▶ **Supplied records**
* * * *

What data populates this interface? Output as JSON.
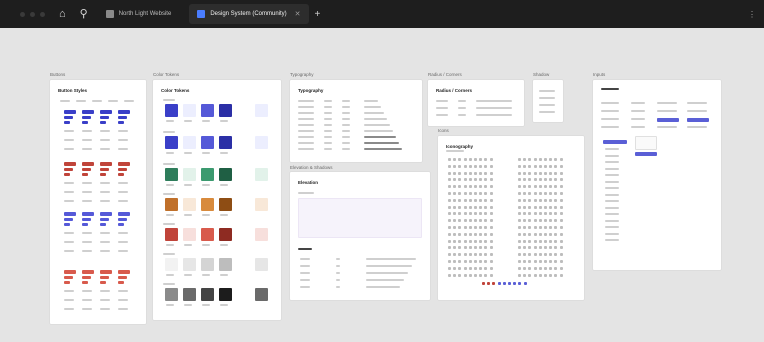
{
  "titlebar": {
    "home_icon": "home-icon",
    "search_icon": "search-icon",
    "tabs": [
      {
        "label": "North Light Website",
        "active": false
      },
      {
        "label": "Design System (Community)",
        "active": true
      }
    ],
    "plus_icon": "plus-icon"
  },
  "frames": {
    "buttons": {
      "label": "Buttons",
      "title": "Button Styles"
    },
    "colors": {
      "label": "Color Tokens",
      "title": "Color Tokens"
    },
    "typography": {
      "label": "Typography",
      "title": "Typography"
    },
    "radius": {
      "label": "Radius / Corners",
      "title": "Radius / Corners"
    },
    "shadow": {
      "label": "Shadow"
    },
    "inputs": {
      "label": "Inputs"
    },
    "elevation": {
      "label": "Elevation & Shadows",
      "title": "Elevation"
    },
    "icons": {
      "label": "Icons",
      "title": "Iconography"
    }
  },
  "colors": {
    "accent": "#5a5fd6",
    "blue": [
      "#3a3fc8",
      "#eceefe",
      "#5559d8",
      "#2b2fa6"
    ],
    "green": [
      "#2e7d5b",
      "#e2f2ea",
      "#3b9a6f",
      "#1f5f44"
    ],
    "orange": [
      "#c0702a",
      "#f8e8d8",
      "#d88a3c",
      "#8e4d14"
    ],
    "red": [
      "#c0443a",
      "#f7dfdc",
      "#d85a4c",
      "#8e2b22"
    ],
    "neutral": [
      "#f2f2f2",
      "#e6e6e6",
      "#d4d4d4",
      "#bdbdbd"
    ],
    "dark": [
      "#8a8a8a",
      "#6a6a6a",
      "#444444",
      "#1c1c1c"
    ]
  }
}
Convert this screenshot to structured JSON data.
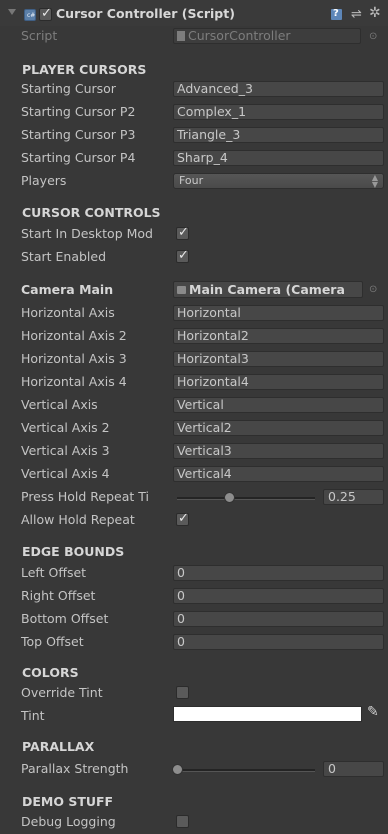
{
  "header": {
    "title": "Cursor Controller (Script)",
    "enabled": true,
    "icons": {
      "script": "cs-script-icon",
      "help": "help-book-icon",
      "presets": "sliders-icon",
      "settings": "gear-icon"
    }
  },
  "script_row": {
    "label": "Script",
    "value": "CursorController"
  },
  "player_cursors": {
    "heading": "PLAYER CURSORS",
    "rows": [
      {
        "label": "Starting Cursor",
        "value": "Advanced_3"
      },
      {
        "label": "Starting Cursor P2",
        "value": "Complex_1"
      },
      {
        "label": "Starting Cursor P3",
        "value": "Triangle_3"
      },
      {
        "label": "Starting Cursor P4",
        "value": "Sharp_4"
      }
    ],
    "players": {
      "label": "Players",
      "value": "Four"
    }
  },
  "cursor_controls": {
    "heading": "CURSOR CONTROLS",
    "start_in_desktop": {
      "label": "Start In Desktop Mod",
      "checked": true
    },
    "start_enabled": {
      "label": "Start Enabled",
      "checked": true
    },
    "camera_main": {
      "label": "Camera Main",
      "value": "Main Camera (Camera"
    },
    "axes": [
      {
        "label": "Horizontal Axis",
        "value": "Horizontal"
      },
      {
        "label": "Horizontal Axis 2",
        "value": "Horizontal2"
      },
      {
        "label": "Horizontal Axis 3",
        "value": "Horizontal3"
      },
      {
        "label": "Horizontal Axis 4",
        "value": "Horizontal4"
      },
      {
        "label": "Vertical Axis",
        "value": "Vertical"
      },
      {
        "label": "Vertical Axis 2",
        "value": "Vertical2"
      },
      {
        "label": "Vertical Axis 3",
        "value": "Vertical3"
      },
      {
        "label": "Vertical Axis 4",
        "value": "Vertical4"
      }
    ],
    "press_hold": {
      "label": "Press Hold Repeat Ti",
      "value": "0.25",
      "fraction": 0.38
    },
    "allow_hold": {
      "label": "Allow Hold Repeat",
      "checked": true
    }
  },
  "edge_bounds": {
    "heading": "EDGE BOUNDS",
    "rows": [
      {
        "label": "Left Offset",
        "value": "0"
      },
      {
        "label": "Right Offset",
        "value": "0"
      },
      {
        "label": "Bottom Offset",
        "value": "0"
      },
      {
        "label": "Top Offset",
        "value": "0"
      }
    ]
  },
  "colors": {
    "heading": "COLORS",
    "override_tint": {
      "label": "Override Tint",
      "checked": false
    },
    "tint": {
      "label": "Tint",
      "color": "#ffffff"
    }
  },
  "parallax": {
    "heading": "PARALLAX",
    "strength": {
      "label": "Parallax Strength",
      "value": "0",
      "fraction": 0.0
    }
  },
  "demo": {
    "heading": "DEMO STUFF",
    "debug_logging": {
      "label": "Debug Logging",
      "checked": false
    }
  },
  "colors_theme": {
    "panel": "#383838",
    "field": "#474747",
    "text": "#c4c4c4"
  }
}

* * * *

▶ **Task details**
Your reply is one number: how many lines of the records above contain the word "JSON".

▶ **Finished answer**
2